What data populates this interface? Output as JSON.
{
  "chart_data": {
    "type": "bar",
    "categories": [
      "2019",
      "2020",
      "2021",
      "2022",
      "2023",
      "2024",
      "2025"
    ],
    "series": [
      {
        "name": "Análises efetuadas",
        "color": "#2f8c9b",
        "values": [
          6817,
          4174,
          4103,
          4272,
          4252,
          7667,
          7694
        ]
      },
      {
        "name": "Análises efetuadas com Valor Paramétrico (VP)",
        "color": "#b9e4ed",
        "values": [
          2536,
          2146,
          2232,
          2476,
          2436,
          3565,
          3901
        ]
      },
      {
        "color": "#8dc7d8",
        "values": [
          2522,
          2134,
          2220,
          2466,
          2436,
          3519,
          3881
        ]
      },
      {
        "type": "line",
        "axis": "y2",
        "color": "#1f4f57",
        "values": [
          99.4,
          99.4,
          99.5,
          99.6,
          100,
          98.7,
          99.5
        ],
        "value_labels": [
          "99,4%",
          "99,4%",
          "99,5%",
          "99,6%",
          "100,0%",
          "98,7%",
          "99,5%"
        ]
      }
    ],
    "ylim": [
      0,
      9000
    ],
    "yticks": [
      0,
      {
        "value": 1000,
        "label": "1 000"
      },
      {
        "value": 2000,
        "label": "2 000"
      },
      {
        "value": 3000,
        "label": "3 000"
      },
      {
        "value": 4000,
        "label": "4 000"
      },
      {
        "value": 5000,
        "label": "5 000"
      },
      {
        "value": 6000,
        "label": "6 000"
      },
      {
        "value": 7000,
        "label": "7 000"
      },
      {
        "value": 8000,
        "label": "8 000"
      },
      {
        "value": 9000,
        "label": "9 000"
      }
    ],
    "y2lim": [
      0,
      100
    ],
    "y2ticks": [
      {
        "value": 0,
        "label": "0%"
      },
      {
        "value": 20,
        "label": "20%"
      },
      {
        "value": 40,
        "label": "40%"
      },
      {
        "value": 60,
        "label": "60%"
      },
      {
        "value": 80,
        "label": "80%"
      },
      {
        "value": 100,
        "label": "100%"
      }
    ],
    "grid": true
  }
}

========================

◆ **What you need to do**
Print out every entry, keeping each one exact.

◆ **Solution to this problem**
What data populates this interface? Output as JSON.
{
  "chart_data": {
    "type": "bar",
    "categories": [
      "2019",
      "2020",
      "2021",
      "2022",
      "2023",
      "2024",
      "2025"
    ],
    "series": [
      {
        "name": "Análises efetuadas",
        "color": "#2f8c9b",
        "values": [
          6817,
          4174,
          4103,
          4272,
          4252,
          7667,
          7694
        ]
      },
      {
        "name": "Análises efetuadas com Valor Paramétrico (VP)",
        "color": "#b9e4ed",
        "values": [
          2536,
          2146,
          2232,
          2476,
          2436,
          3565,
          3901
        ]
      },
      {
        "color": "#8dc7d8",
        "values": [
          2522,
          2134,
          2220,
          2466,
          2436,
          3519,
          3881
        ]
      },
      {
        "type": "line",
        "axis": "y2",
        "color": "#1f4f57",
        "values": [
          99.4,
          99.4,
          99.5,
          99.6,
          100,
          98.7,
          99.5
        ],
        "value_labels": [
          "99,4%",
          "99,4%",
          "99,5%",
          "99,6%",
          "100,0%",
          "98,7%",
          "99,5%"
        ]
      }
    ],
    "ylim": [
      0,
      9000
    ],
    "yticks": [
      0,
      {
        "value": 1000,
        "label": "1 000"
      },
      {
        "value": 2000,
        "label": "2 000"
      },
      {
        "value": 3000,
        "label": "3 000"
      },
      {
        "value": 4000,
        "label": "4 000"
      },
      {
        "value": 5000,
        "label": "5 000"
      },
      {
        "value": 6000,
        "label": "6 000"
      },
      {
        "value": 7000,
        "label": "7 000"
      },
      {
        "value": 8000,
        "label": "8 000"
      },
      {
        "value": 9000,
        "label": "9 000"
      }
    ],
    "y2lim": [
      0,
      100
    ],
    "y2ticks": [
      {
        "value": 0,
        "label": "0%"
      },
      {
        "value": 20,
        "label": "20%"
      },
      {
        "value": 40,
        "label": "40%"
      },
      {
        "value": 60,
        "label": "60%"
      },
      {
        "value": 80,
        "label": "80%"
      },
      {
        "value": 100,
        "label": "100%"
      }
    ],
    "grid": true
  }
}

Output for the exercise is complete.